(Collected data entries)
══════

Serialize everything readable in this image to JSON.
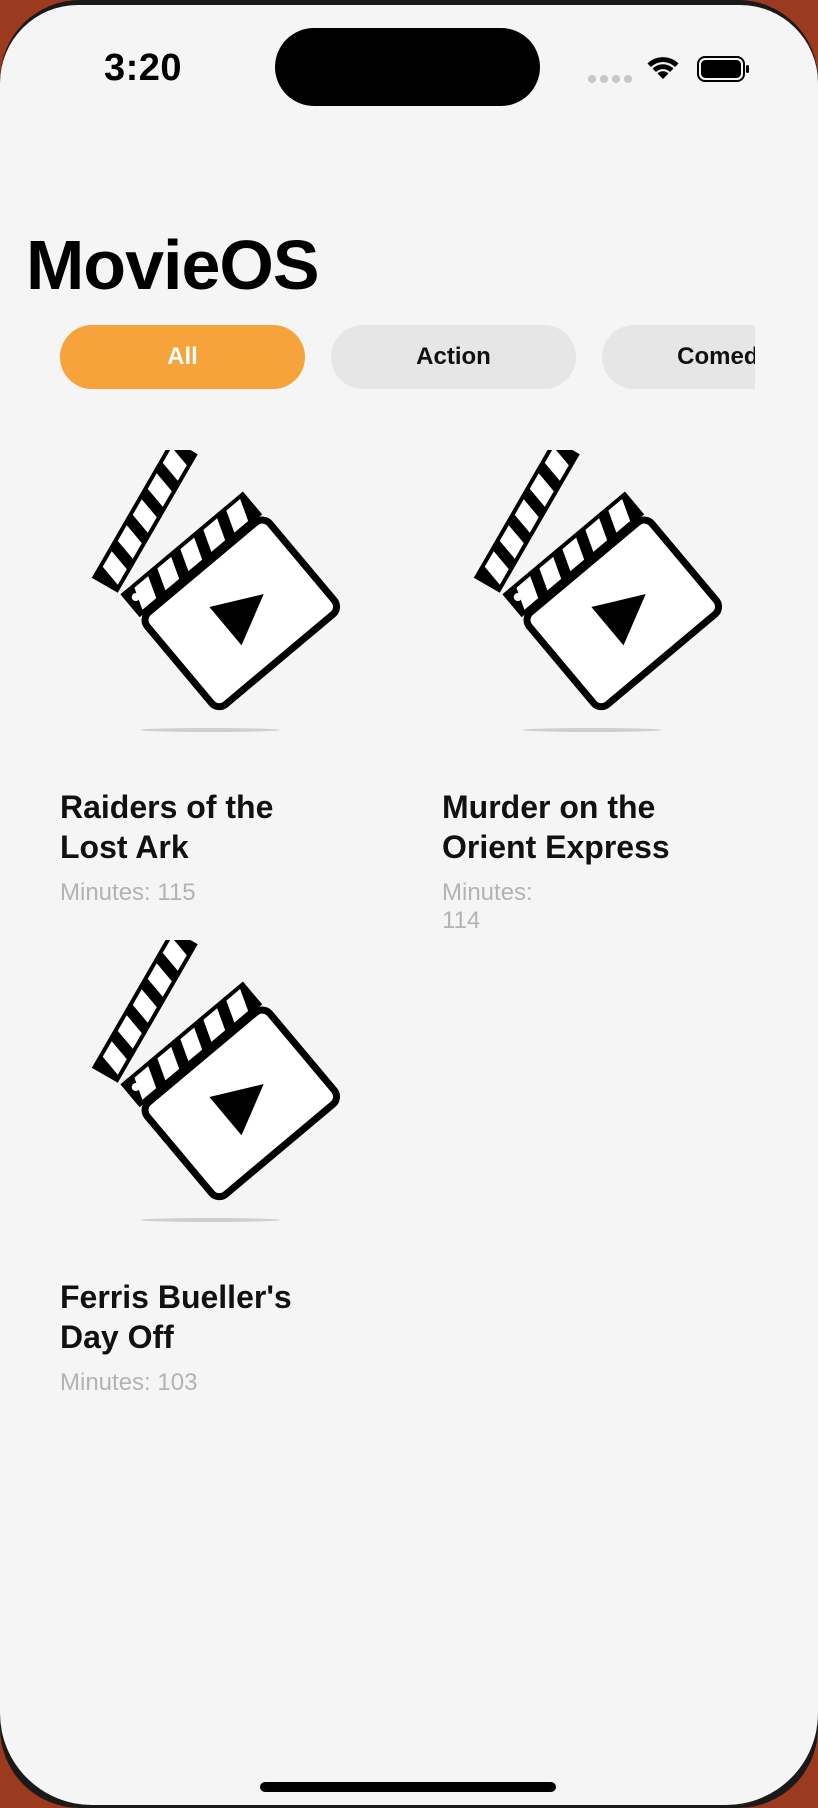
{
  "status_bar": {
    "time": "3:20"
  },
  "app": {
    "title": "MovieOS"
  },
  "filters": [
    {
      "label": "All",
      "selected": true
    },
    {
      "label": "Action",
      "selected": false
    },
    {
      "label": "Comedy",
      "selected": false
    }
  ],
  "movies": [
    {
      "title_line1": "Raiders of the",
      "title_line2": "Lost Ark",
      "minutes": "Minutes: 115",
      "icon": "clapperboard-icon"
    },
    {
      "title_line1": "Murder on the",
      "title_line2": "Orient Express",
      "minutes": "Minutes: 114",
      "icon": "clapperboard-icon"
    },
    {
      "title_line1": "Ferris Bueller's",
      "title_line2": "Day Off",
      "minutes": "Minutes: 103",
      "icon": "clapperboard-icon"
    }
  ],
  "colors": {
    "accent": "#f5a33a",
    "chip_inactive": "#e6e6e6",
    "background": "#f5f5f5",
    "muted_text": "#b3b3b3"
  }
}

══════

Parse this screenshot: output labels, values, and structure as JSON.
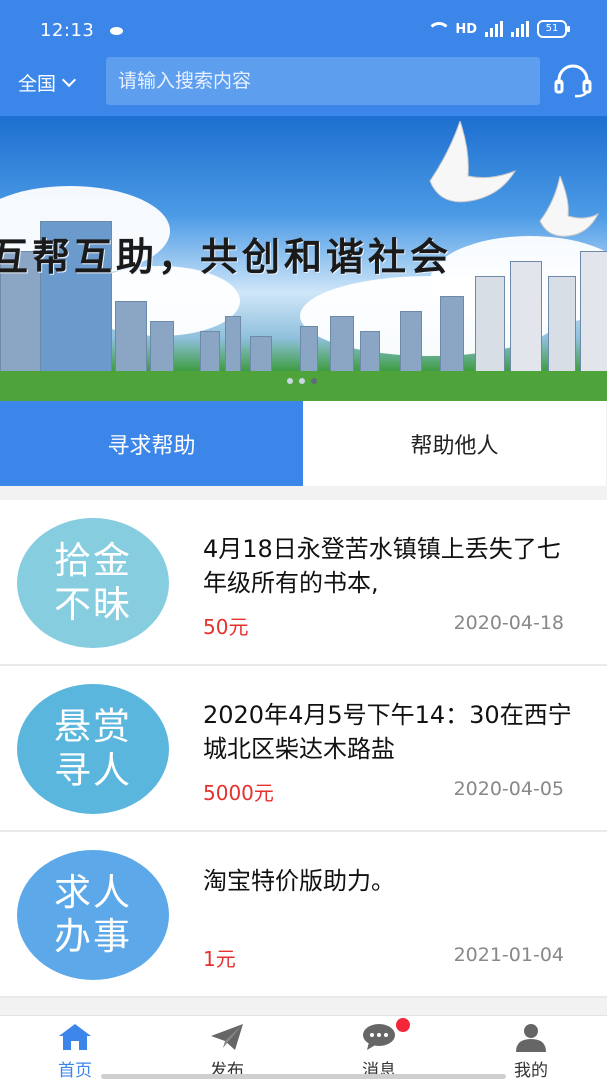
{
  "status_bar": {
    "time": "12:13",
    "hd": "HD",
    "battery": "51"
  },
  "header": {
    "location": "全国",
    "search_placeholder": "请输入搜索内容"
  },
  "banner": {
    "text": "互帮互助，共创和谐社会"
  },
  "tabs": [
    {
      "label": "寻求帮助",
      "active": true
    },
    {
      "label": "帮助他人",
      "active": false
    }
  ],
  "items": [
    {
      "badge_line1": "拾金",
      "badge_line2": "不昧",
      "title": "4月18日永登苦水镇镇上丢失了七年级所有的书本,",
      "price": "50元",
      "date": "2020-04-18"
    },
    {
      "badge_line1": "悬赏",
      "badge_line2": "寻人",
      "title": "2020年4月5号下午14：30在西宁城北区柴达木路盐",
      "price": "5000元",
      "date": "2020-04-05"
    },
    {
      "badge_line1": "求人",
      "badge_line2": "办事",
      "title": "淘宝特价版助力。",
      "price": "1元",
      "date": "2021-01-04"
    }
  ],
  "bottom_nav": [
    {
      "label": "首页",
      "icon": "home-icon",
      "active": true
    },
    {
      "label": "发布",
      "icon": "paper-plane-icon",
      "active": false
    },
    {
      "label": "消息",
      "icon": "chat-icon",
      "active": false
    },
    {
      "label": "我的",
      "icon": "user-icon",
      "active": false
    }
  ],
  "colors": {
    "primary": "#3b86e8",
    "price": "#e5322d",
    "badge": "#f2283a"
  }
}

══════

#### What to work on:
State how many lines of the listing above include the word "price". Give nothing but the number.

#### Worked answer:
4